[Instructions to follow]:
Filter the records below down to lines containing "name".

[Given data]:
=======

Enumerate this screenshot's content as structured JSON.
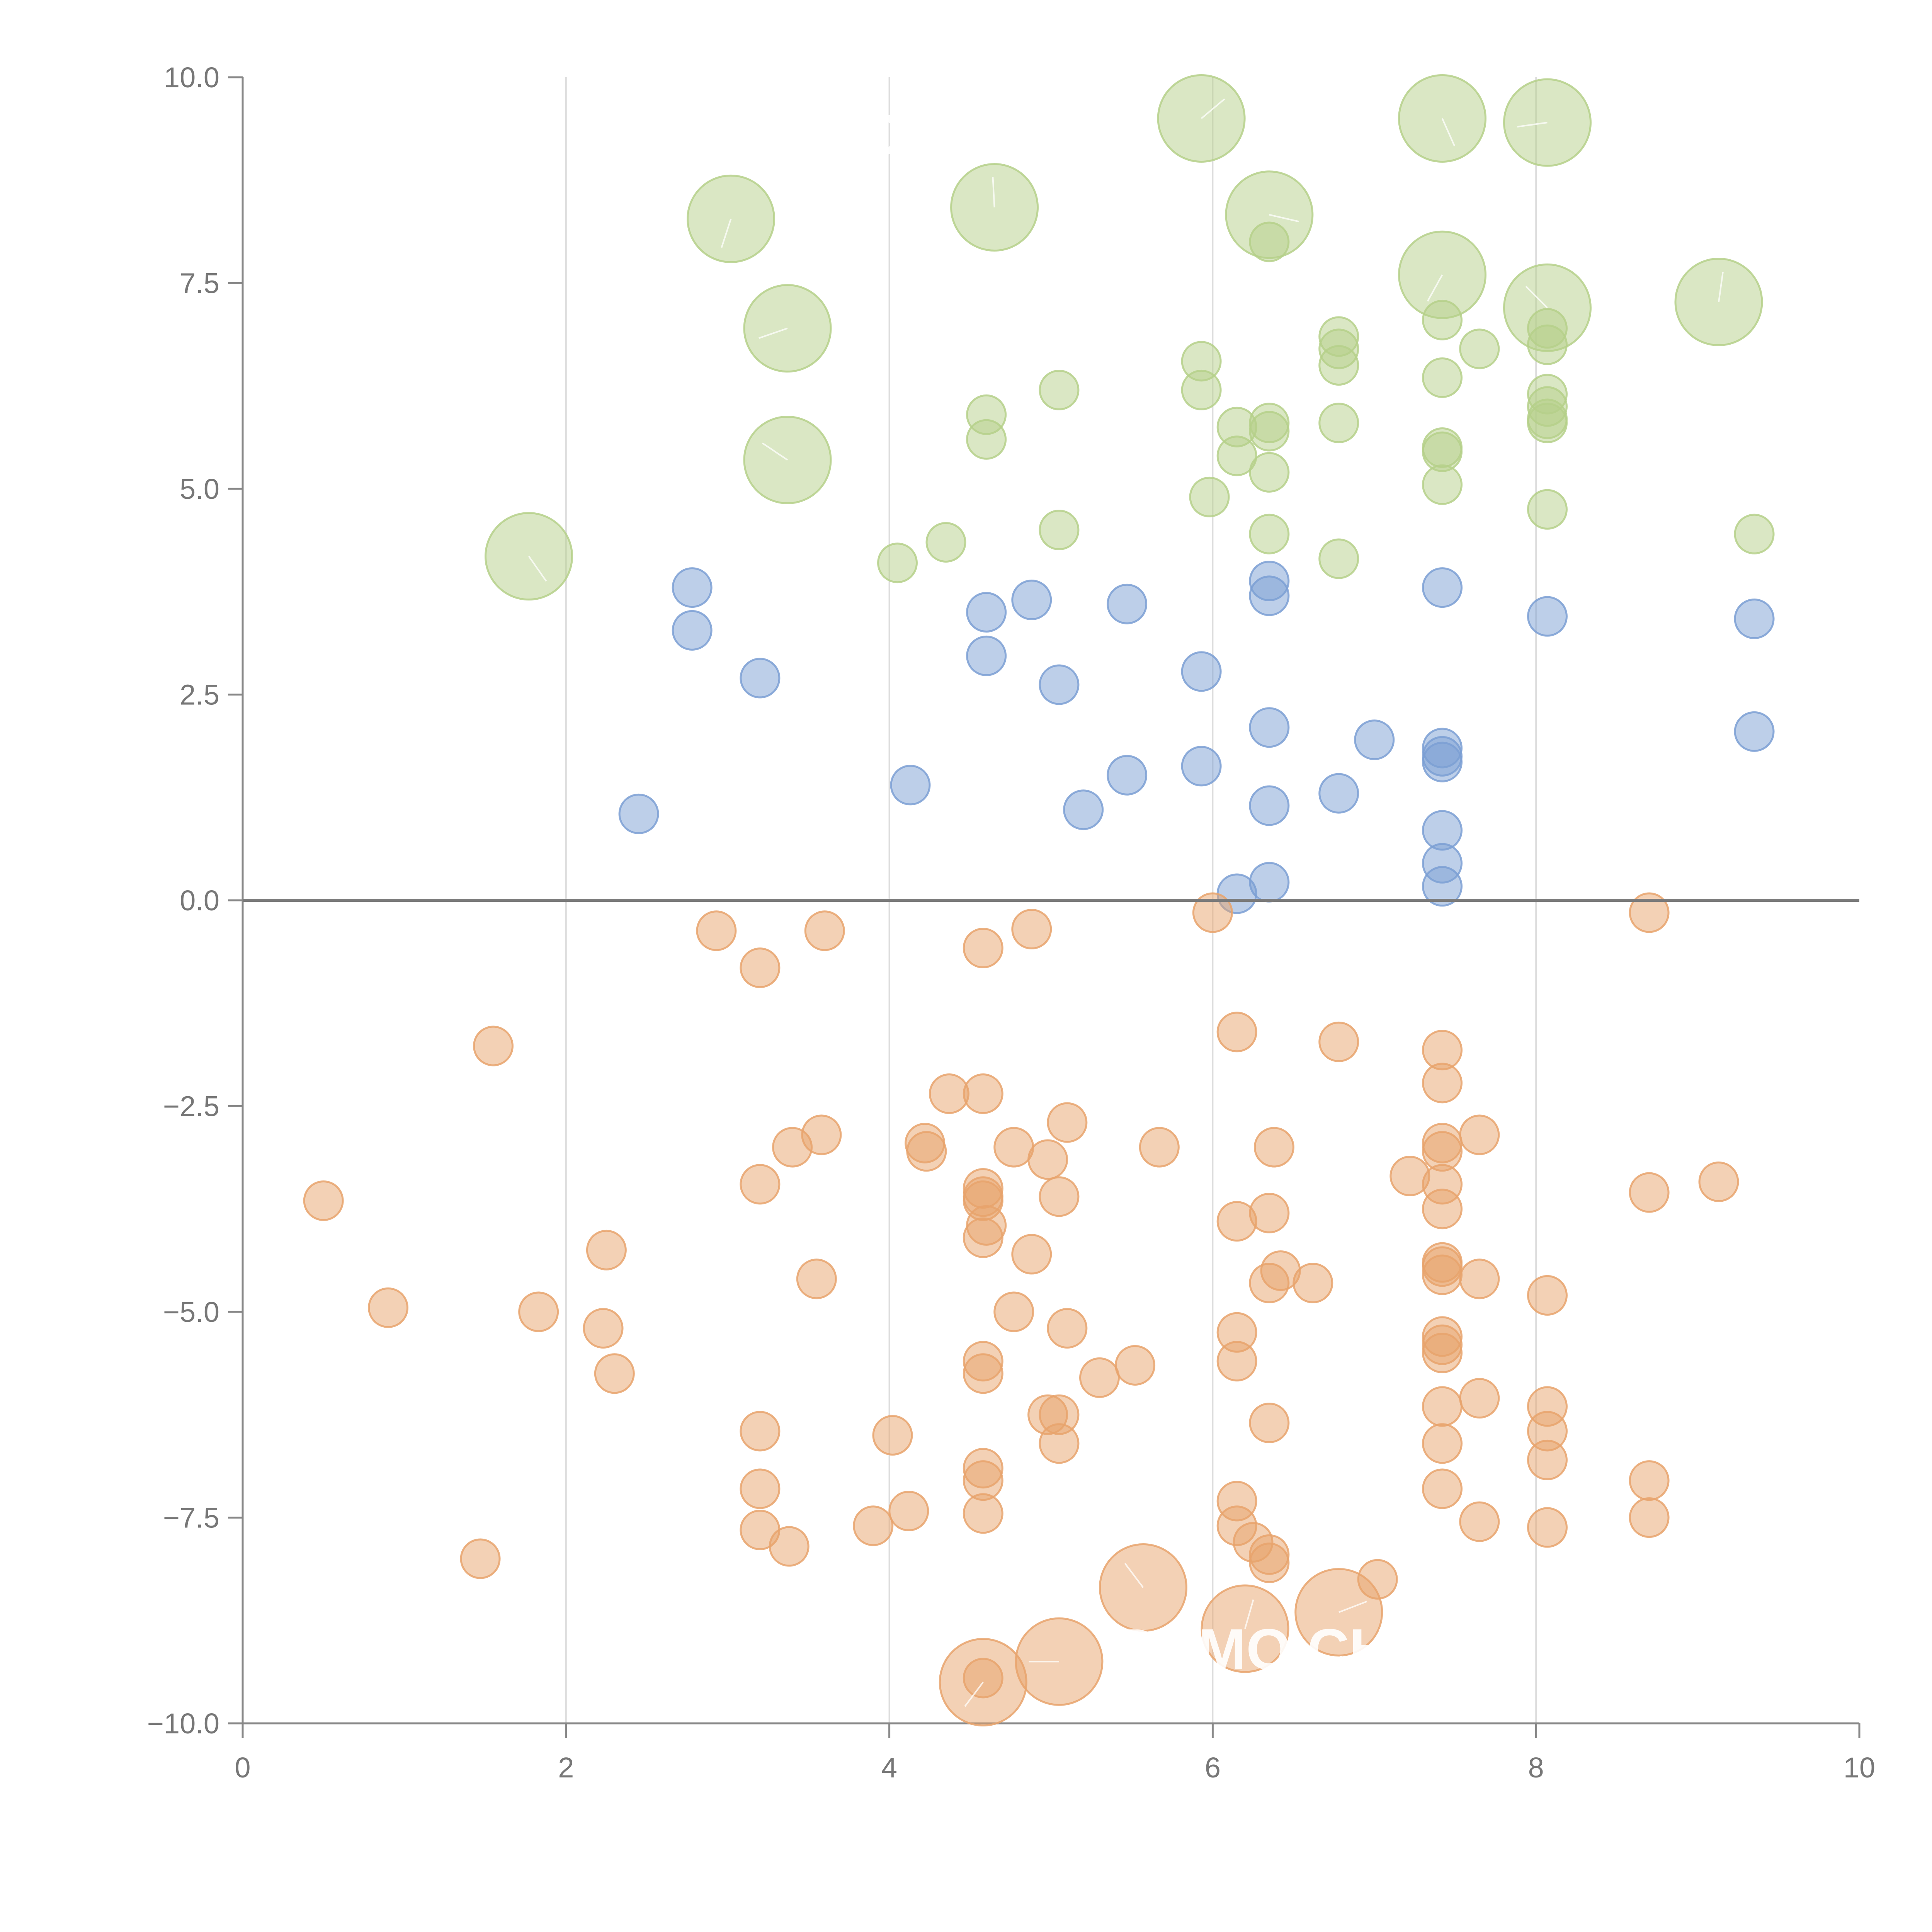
{
  "colors": {
    "blue": "#7b9fd4",
    "orange": "#e8a36c",
    "green": "#b5d08a",
    "axis": "#888888",
    "grid": "#dddddd",
    "zero_line": "#7a7a7a"
  },
  "watermark": {
    "text_top": "DEMO CHART",
    "text_bottom": "DEMO CHART"
  },
  "chart_data": {
    "type": "scatter",
    "title": "",
    "xlabel": "",
    "ylabel": "",
    "xlim": [
      0,
      10
    ],
    "ylim": [
      -10,
      10
    ],
    "x_ticks": [
      "0",
      "2",
      "4",
      "6",
      "8",
      "10"
    ],
    "y_ticks": [
      "10.0",
      "7.5",
      "5.0",
      "2.5",
      "0.0",
      "−2.5",
      "−5.0",
      "−7.5",
      "−10.0"
    ],
    "grid_x": [
      2,
      4,
      6,
      8
    ],
    "reference_line_y": 0,
    "series": [
      {
        "name": "green",
        "color": "green",
        "size": "small",
        "points": [
          [
            4.05,
            4.1
          ],
          [
            4.35,
            4.35
          ],
          [
            4.6,
            5.9
          ],
          [
            4.6,
            5.6
          ],
          [
            5.05,
            6.2
          ],
          [
            5.05,
            4.5
          ],
          [
            5.93,
            6.55
          ],
          [
            5.93,
            6.2
          ],
          [
            5.98,
            4.9
          ],
          [
            6.15,
            5.75
          ],
          [
            6.15,
            5.4
          ],
          [
            6.35,
            5.8
          ],
          [
            6.35,
            5.7
          ],
          [
            6.35,
            5.2
          ],
          [
            6.35,
            4.45
          ],
          [
            6.35,
            8.0
          ],
          [
            6.78,
            6.85
          ],
          [
            6.78,
            6.7
          ],
          [
            6.78,
            6.5
          ],
          [
            6.78,
            5.8
          ],
          [
            6.78,
            4.15
          ],
          [
            7.42,
            7.05
          ],
          [
            7.42,
            6.35
          ],
          [
            7.42,
            5.5
          ],
          [
            7.42,
            5.45
          ],
          [
            7.42,
            5.05
          ],
          [
            7.65,
            6.7
          ],
          [
            8.07,
            6.95
          ],
          [
            8.07,
            6.75
          ],
          [
            8.07,
            6.15
          ],
          [
            8.07,
            6.0
          ],
          [
            8.07,
            5.85
          ],
          [
            8.07,
            5.8
          ],
          [
            8.07,
            4.75
          ],
          [
            9.35,
            4.45
          ]
        ]
      },
      {
        "name": "green-large",
        "color": "green",
        "size": "large",
        "points": [
          [
            1.77,
            4.18
          ],
          [
            3.02,
            8.28
          ],
          [
            3.37,
            6.95
          ],
          [
            3.37,
            5.35
          ],
          [
            4.65,
            8.42
          ],
          [
            5.93,
            9.5
          ],
          [
            6.35,
            8.33
          ],
          [
            7.42,
            9.5
          ],
          [
            7.42,
            7.6
          ],
          [
            8.07,
            9.45
          ],
          [
            8.07,
            7.2
          ],
          [
            9.13,
            7.27
          ]
        ]
      },
      {
        "name": "blue",
        "color": "blue",
        "size": "small",
        "points": [
          [
            2.45,
            1.05
          ],
          [
            2.78,
            3.8
          ],
          [
            2.78,
            3.28
          ],
          [
            3.2,
            2.7
          ],
          [
            4.13,
            1.4
          ],
          [
            4.6,
            3.5
          ],
          [
            4.6,
            2.97
          ],
          [
            4.88,
            3.65
          ],
          [
            5.05,
            2.62
          ],
          [
            5.2,
            1.1
          ],
          [
            5.47,
            3.6
          ],
          [
            5.47,
            1.52
          ],
          [
            5.93,
            2.78
          ],
          [
            5.93,
            1.63
          ],
          [
            6.15,
            0.08
          ],
          [
            6.35,
            3.88
          ],
          [
            6.35,
            3.7
          ],
          [
            6.35,
            2.1
          ],
          [
            6.35,
            1.15
          ],
          [
            6.35,
            0.22
          ],
          [
            6.78,
            1.3
          ],
          [
            7.0,
            1.95
          ],
          [
            7.42,
            3.8
          ],
          [
            7.42,
            1.85
          ],
          [
            7.42,
            1.75
          ],
          [
            7.42,
            1.68
          ],
          [
            7.42,
            0.85
          ],
          [
            7.42,
            0.45
          ],
          [
            7.42,
            0.17
          ],
          [
            8.07,
            3.45
          ],
          [
            9.35,
            3.42
          ],
          [
            9.35,
            2.05
          ]
        ]
      },
      {
        "name": "orange",
        "color": "orange",
        "size": "small",
        "points": [
          [
            0.5,
            -3.65
          ],
          [
            0.9,
            -4.95
          ],
          [
            1.47,
            -8.0
          ],
          [
            1.55,
            -1.77
          ],
          [
            1.83,
            -5.0
          ],
          [
            2.23,
            -5.2
          ],
          [
            2.25,
            -4.25
          ],
          [
            2.3,
            -5.75
          ],
          [
            2.93,
            -0.37
          ],
          [
            3.2,
            -0.82
          ],
          [
            3.2,
            -3.45
          ],
          [
            3.2,
            -6.45
          ],
          [
            3.2,
            -7.15
          ],
          [
            3.2,
            -7.65
          ],
          [
            3.38,
            -7.85
          ],
          [
            3.4,
            -3.0
          ],
          [
            3.55,
            -4.6
          ],
          [
            3.58,
            -2.85
          ],
          [
            3.6,
            -0.37
          ],
          [
            3.9,
            -7.6
          ],
          [
            4.02,
            -6.5
          ],
          [
            4.12,
            -7.42
          ],
          [
            4.22,
            -2.95
          ],
          [
            4.23,
            -3.05
          ],
          [
            4.37,
            -2.35
          ],
          [
            4.58,
            -0.58
          ],
          [
            4.58,
            -2.35
          ],
          [
            4.58,
            -3.5
          ],
          [
            4.58,
            -3.6
          ],
          [
            4.58,
            -3.65
          ],
          [
            4.6,
            -3.95
          ],
          [
            4.58,
            -4.1
          ],
          [
            4.58,
            -5.6
          ],
          [
            4.58,
            -5.75
          ],
          [
            4.58,
            -6.9
          ],
          [
            4.58,
            -7.05
          ],
          [
            4.58,
            -7.45
          ],
          [
            4.58,
            -9.45
          ],
          [
            4.77,
            -3.0
          ],
          [
            4.77,
            -5.0
          ],
          [
            4.88,
            -0.35
          ],
          [
            4.88,
            -4.3
          ],
          [
            4.98,
            -3.15
          ],
          [
            5.05,
            -3.6
          ],
          [
            4.98,
            -6.25
          ],
          [
            5.05,
            -6.25
          ],
          [
            5.05,
            -6.6
          ],
          [
            5.1,
            -2.7
          ],
          [
            5.1,
            -5.2
          ],
          [
            5.3,
            -5.8
          ],
          [
            5.52,
            -5.65
          ],
          [
            5.67,
            -3.0
          ],
          [
            6.0,
            -0.15
          ],
          [
            6.15,
            -1.6
          ],
          [
            6.15,
            -3.9
          ],
          [
            6.15,
            -5.25
          ],
          [
            6.15,
            -5.6
          ],
          [
            6.15,
            -7.3
          ],
          [
            6.15,
            -7.6
          ],
          [
            6.25,
            -7.8
          ],
          [
            6.35,
            -3.8
          ],
          [
            6.35,
            -4.65
          ],
          [
            6.42,
            -4.5
          ],
          [
            6.35,
            -6.35
          ],
          [
            6.35,
            -7.95
          ],
          [
            6.35,
            -8.05
          ],
          [
            6.38,
            -3.0
          ],
          [
            6.62,
            -4.65
          ],
          [
            6.78,
            -1.72
          ],
          [
            7.02,
            -8.25
          ],
          [
            7.22,
            -3.35
          ],
          [
            7.42,
            -1.82
          ],
          [
            7.42,
            -2.22
          ],
          [
            7.42,
            -2.95
          ],
          [
            7.42,
            -3.05
          ],
          [
            7.42,
            -3.45
          ],
          [
            7.42,
            -3.75
          ],
          [
            7.42,
            -4.4
          ],
          [
            7.42,
            -4.45
          ],
          [
            7.42,
            -4.55
          ],
          [
            7.42,
            -5.3
          ],
          [
            7.42,
            -5.4
          ],
          [
            7.42,
            -5.5
          ],
          [
            7.42,
            -6.15
          ],
          [
            7.42,
            -6.6
          ],
          [
            7.42,
            -7.15
          ],
          [
            7.65,
            -2.85
          ],
          [
            7.65,
            -4.6
          ],
          [
            7.65,
            -6.05
          ],
          [
            7.65,
            -7.55
          ],
          [
            8.07,
            -4.8
          ],
          [
            8.07,
            -6.15
          ],
          [
            8.07,
            -6.45
          ],
          [
            8.07,
            -6.8
          ],
          [
            8.07,
            -7.62
          ],
          [
            8.7,
            -0.15
          ],
          [
            8.7,
            -3.55
          ],
          [
            8.7,
            -7.05
          ],
          [
            8.7,
            -7.5
          ],
          [
            9.13,
            -3.42
          ]
        ]
      },
      {
        "name": "orange-large",
        "color": "orange",
        "size": "large",
        "points": [
          [
            4.58,
            -9.5
          ],
          [
            5.05,
            -9.25
          ],
          [
            5.57,
            -8.35
          ],
          [
            6.2,
            -8.85
          ],
          [
            6.78,
            -8.65
          ]
        ]
      }
    ]
  }
}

=======

[Reply to the exercise]:
        "name": "green",
        "name": "green-large",
        "name": "blue",
        "name": "orange",
        "name": "orange-large",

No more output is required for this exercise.